[Dataset listings of figures]
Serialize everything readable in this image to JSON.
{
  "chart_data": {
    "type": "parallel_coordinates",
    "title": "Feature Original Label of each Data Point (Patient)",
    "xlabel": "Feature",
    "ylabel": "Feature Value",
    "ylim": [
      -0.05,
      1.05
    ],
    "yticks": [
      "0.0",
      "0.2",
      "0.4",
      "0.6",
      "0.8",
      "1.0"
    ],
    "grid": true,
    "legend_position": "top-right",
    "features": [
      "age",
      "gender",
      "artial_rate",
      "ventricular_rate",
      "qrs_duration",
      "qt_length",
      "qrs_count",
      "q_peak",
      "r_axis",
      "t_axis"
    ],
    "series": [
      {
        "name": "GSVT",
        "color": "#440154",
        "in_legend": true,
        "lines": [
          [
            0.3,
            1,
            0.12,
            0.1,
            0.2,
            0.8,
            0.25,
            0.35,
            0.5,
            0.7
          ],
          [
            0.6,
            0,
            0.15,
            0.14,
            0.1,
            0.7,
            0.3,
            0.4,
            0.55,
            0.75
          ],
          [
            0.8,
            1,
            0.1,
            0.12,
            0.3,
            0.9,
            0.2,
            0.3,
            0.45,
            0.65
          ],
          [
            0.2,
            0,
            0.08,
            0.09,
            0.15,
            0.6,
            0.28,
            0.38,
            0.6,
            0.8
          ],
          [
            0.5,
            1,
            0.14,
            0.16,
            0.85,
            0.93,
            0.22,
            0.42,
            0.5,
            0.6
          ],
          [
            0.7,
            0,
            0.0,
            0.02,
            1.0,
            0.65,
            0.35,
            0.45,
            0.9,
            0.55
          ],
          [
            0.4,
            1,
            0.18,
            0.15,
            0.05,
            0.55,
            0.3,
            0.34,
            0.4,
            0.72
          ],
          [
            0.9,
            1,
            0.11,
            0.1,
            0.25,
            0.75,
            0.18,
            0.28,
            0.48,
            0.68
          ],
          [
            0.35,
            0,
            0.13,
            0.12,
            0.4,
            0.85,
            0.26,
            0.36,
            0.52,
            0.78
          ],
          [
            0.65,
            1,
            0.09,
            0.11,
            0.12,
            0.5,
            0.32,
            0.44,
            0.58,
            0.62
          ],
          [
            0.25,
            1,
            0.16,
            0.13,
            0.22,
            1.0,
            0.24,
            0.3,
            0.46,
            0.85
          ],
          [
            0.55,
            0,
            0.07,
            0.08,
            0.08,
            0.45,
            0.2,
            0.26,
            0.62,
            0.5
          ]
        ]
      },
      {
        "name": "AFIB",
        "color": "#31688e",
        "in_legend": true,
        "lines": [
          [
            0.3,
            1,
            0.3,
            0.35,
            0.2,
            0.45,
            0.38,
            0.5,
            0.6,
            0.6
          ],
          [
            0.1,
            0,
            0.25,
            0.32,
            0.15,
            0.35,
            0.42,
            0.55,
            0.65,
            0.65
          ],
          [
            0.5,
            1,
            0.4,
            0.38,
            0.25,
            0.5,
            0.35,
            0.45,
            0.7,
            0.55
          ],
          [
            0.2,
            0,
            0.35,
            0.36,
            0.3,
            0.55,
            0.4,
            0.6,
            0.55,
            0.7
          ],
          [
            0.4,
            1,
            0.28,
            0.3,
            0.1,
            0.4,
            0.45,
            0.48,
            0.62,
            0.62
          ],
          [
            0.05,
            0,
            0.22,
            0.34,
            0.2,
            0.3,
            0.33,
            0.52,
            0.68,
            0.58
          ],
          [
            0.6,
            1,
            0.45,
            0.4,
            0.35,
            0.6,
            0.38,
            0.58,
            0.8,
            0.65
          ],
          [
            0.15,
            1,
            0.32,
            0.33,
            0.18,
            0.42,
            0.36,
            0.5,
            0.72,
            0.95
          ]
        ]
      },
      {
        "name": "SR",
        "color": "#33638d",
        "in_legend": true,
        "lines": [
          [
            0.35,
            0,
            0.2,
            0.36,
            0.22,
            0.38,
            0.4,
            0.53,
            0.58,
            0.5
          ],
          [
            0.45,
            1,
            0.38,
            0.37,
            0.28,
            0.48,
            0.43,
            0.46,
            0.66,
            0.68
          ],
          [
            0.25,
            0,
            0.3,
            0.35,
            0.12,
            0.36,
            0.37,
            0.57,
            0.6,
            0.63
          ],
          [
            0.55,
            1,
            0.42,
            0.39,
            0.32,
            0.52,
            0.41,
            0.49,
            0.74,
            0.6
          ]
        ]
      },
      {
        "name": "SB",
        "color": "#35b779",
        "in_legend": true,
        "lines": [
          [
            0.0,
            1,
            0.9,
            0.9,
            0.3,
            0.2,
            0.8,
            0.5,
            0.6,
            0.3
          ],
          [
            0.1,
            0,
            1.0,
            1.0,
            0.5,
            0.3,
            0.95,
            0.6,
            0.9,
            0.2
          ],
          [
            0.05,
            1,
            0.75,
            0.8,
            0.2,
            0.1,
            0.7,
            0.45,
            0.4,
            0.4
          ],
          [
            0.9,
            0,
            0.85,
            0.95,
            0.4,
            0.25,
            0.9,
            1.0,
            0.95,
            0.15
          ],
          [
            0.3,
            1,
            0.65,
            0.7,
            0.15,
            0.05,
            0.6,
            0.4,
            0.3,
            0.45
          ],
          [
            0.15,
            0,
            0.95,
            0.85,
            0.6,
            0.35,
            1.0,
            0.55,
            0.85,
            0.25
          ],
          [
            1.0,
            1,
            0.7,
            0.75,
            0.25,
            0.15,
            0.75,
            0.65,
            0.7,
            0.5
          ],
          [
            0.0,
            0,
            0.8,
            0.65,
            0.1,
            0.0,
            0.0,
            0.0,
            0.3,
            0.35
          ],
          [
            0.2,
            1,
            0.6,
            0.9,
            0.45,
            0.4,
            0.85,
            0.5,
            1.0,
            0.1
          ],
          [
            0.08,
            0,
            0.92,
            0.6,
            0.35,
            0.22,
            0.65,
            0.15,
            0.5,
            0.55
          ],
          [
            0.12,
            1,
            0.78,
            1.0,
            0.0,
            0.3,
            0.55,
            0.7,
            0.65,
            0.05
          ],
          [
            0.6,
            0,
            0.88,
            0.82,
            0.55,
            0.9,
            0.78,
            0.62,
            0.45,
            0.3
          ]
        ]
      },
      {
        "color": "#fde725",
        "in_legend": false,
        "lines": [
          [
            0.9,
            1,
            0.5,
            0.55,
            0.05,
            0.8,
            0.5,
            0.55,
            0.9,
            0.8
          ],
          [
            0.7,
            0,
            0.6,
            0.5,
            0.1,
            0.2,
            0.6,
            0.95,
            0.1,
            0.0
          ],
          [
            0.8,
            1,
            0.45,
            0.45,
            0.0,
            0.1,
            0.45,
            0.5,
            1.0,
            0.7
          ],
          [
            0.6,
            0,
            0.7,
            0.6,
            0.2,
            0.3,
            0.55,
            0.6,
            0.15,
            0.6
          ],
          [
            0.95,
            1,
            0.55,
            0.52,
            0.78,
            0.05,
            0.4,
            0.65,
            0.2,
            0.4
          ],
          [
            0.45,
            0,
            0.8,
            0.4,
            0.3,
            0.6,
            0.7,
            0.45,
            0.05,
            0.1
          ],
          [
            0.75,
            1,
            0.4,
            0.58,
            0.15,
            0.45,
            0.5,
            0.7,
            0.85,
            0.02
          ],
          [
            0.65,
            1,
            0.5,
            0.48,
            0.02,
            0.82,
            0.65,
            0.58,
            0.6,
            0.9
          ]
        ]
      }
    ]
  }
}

Request:
Repeat the material from above exactly, word for word.

Correct output:
Serialize everything readable in this image to JSON.
{
  "chart_data": {
    "type": "parallel_coordinates",
    "title": "Feature Original Label of each Data Point (Patient)",
    "xlabel": "Feature",
    "ylabel": "Feature Value",
    "ylim": [
      -0.05,
      1.05
    ],
    "yticks": [
      "0.0",
      "0.2",
      "0.4",
      "0.6",
      "0.8",
      "1.0"
    ],
    "grid": true,
    "legend_position": "top-right",
    "features": [
      "age",
      "gender",
      "artial_rate",
      "ventricular_rate",
      "qrs_duration",
      "qt_length",
      "qrs_count",
      "q_peak",
      "r_axis",
      "t_axis"
    ],
    "series": [
      {
        "name": "GSVT",
        "color": "#440154",
        "in_legend": true,
        "lines": [
          [
            0.3,
            1,
            0.12,
            0.1,
            0.2,
            0.8,
            0.25,
            0.35,
            0.5,
            0.7
          ],
          [
            0.6,
            0,
            0.15,
            0.14,
            0.1,
            0.7,
            0.3,
            0.4,
            0.55,
            0.75
          ],
          [
            0.8,
            1,
            0.1,
            0.12,
            0.3,
            0.9,
            0.2,
            0.3,
            0.45,
            0.65
          ],
          [
            0.2,
            0,
            0.08,
            0.09,
            0.15,
            0.6,
            0.28,
            0.38,
            0.6,
            0.8
          ],
          [
            0.5,
            1,
            0.14,
            0.16,
            0.85,
            0.93,
            0.22,
            0.42,
            0.5,
            0.6
          ],
          [
            0.7,
            0,
            0.0,
            0.02,
            1.0,
            0.65,
            0.35,
            0.45,
            0.9,
            0.55
          ],
          [
            0.4,
            1,
            0.18,
            0.15,
            0.05,
            0.55,
            0.3,
            0.34,
            0.4,
            0.72
          ],
          [
            0.9,
            1,
            0.11,
            0.1,
            0.25,
            0.75,
            0.18,
            0.28,
            0.48,
            0.68
          ],
          [
            0.35,
            0,
            0.13,
            0.12,
            0.4,
            0.85,
            0.26,
            0.36,
            0.52,
            0.78
          ],
          [
            0.65,
            1,
            0.09,
            0.11,
            0.12,
            0.5,
            0.32,
            0.44,
            0.58,
            0.62
          ],
          [
            0.25,
            1,
            0.16,
            0.13,
            0.22,
            1.0,
            0.24,
            0.3,
            0.46,
            0.85
          ],
          [
            0.55,
            0,
            0.07,
            0.08,
            0.08,
            0.45,
            0.2,
            0.26,
            0.62,
            0.5
          ]
        ]
      },
      {
        "name": "AFIB",
        "color": "#31688e",
        "in_legend": true,
        "lines": [
          [
            0.3,
            1,
            0.3,
            0.35,
            0.2,
            0.45,
            0.38,
            0.5,
            0.6,
            0.6
          ],
          [
            0.1,
            0,
            0.25,
            0.32,
            0.15,
            0.35,
            0.42,
            0.55,
            0.65,
            0.65
          ],
          [
            0.5,
            1,
            0.4,
            0.38,
            0.25,
            0.5,
            0.35,
            0.45,
            0.7,
            0.55
          ],
          [
            0.2,
            0,
            0.35,
            0.36,
            0.3,
            0.55,
            0.4,
            0.6,
            0.55,
            0.7
          ],
          [
            0.4,
            1,
            0.28,
            0.3,
            0.1,
            0.4,
            0.45,
            0.48,
            0.62,
            0.62
          ],
          [
            0.05,
            0,
            0.22,
            0.34,
            0.2,
            0.3,
            0.33,
            0.52,
            0.68,
            0.58
          ],
          [
            0.6,
            1,
            0.45,
            0.4,
            0.35,
            0.6,
            0.38,
            0.58,
            0.8,
            0.65
          ],
          [
            0.15,
            1,
            0.32,
            0.33,
            0.18,
            0.42,
            0.36,
            0.5,
            0.72,
            0.95
          ]
        ]
      },
      {
        "name": "SR",
        "color": "#33638d",
        "in_legend": true,
        "lines": [
          [
            0.35,
            0,
            0.2,
            0.36,
            0.22,
            0.38,
            0.4,
            0.53,
            0.58,
            0.5
          ],
          [
            0.45,
            1,
            0.38,
            0.37,
            0.28,
            0.48,
            0.43,
            0.46,
            0.66,
            0.68
          ],
          [
            0.25,
            0,
            0.3,
            0.35,
            0.12,
            0.36,
            0.37,
            0.57,
            0.6,
            0.63
          ],
          [
            0.55,
            1,
            0.42,
            0.39,
            0.32,
            0.52,
            0.41,
            0.49,
            0.74,
            0.6
          ]
        ]
      },
      {
        "name": "SB",
        "color": "#35b779",
        "in_legend": true,
        "lines": [
          [
            0.0,
            1,
            0.9,
            0.9,
            0.3,
            0.2,
            0.8,
            0.5,
            0.6,
            0.3
          ],
          [
            0.1,
            0,
            1.0,
            1.0,
            0.5,
            0.3,
            0.95,
            0.6,
            0.9,
            0.2
          ],
          [
            0.05,
            1,
            0.75,
            0.8,
            0.2,
            0.1,
            0.7,
            0.45,
            0.4,
            0.4
          ],
          [
            0.9,
            0,
            0.85,
            0.95,
            0.4,
            0.25,
            0.9,
            1.0,
            0.95,
            0.15
          ],
          [
            0.3,
            1,
            0.65,
            0.7,
            0.15,
            0.05,
            0.6,
            0.4,
            0.3,
            0.45
          ],
          [
            0.15,
            0,
            0.95,
            0.85,
            0.6,
            0.35,
            1.0,
            0.55,
            0.85,
            0.25
          ],
          [
            1.0,
            1,
            0.7,
            0.75,
            0.25,
            0.15,
            0.75,
            0.65,
            0.7,
            0.5
          ],
          [
            0.0,
            0,
            0.8,
            0.65,
            0.1,
            0.0,
            0.0,
            0.0,
            0.3,
            0.35
          ],
          [
            0.2,
            1,
            0.6,
            0.9,
            0.45,
            0.4,
            0.85,
            0.5,
            1.0,
            0.1
          ],
          [
            0.08,
            0,
            0.92,
            0.6,
            0.35,
            0.22,
            0.65,
            0.15,
            0.5,
            0.55
          ],
          [
            0.12,
            1,
            0.78,
            1.0,
            0.0,
            0.3,
            0.55,
            0.7,
            0.65,
            0.05
          ],
          [
            0.6,
            0,
            0.88,
            0.82,
            0.55,
            0.9,
            0.78,
            0.62,
            0.45,
            0.3
          ]
        ]
      },
      {
        "color": "#fde725",
        "in_legend": false,
        "lines": [
          [
            0.9,
            1,
            0.5,
            0.55,
            0.05,
            0.8,
            0.5,
            0.55,
            0.9,
            0.8
          ],
          [
            0.7,
            0,
            0.6,
            0.5,
            0.1,
            0.2,
            0.6,
            0.95,
            0.1,
            0.0
          ],
          [
            0.8,
            1,
            0.45,
            0.45,
            0.0,
            0.1,
            0.45,
            0.5,
            1.0,
            0.7
          ],
          [
            0.6,
            0,
            0.7,
            0.6,
            0.2,
            0.3,
            0.55,
            0.6,
            0.15,
            0.6
          ],
          [
            0.95,
            1,
            0.55,
            0.52,
            0.78,
            0.05,
            0.4,
            0.65,
            0.2,
            0.4
          ],
          [
            0.45,
            0,
            0.8,
            0.4,
            0.3,
            0.6,
            0.7,
            0.45,
            0.05,
            0.1
          ],
          [
            0.75,
            1,
            0.4,
            0.58,
            0.15,
            0.45,
            0.5,
            0.7,
            0.85,
            0.02
          ],
          [
            0.65,
            1,
            0.5,
            0.48,
            0.02,
            0.82,
            0.65,
            0.58,
            0.6,
            0.9
          ]
        ]
      }
    ]
  }
}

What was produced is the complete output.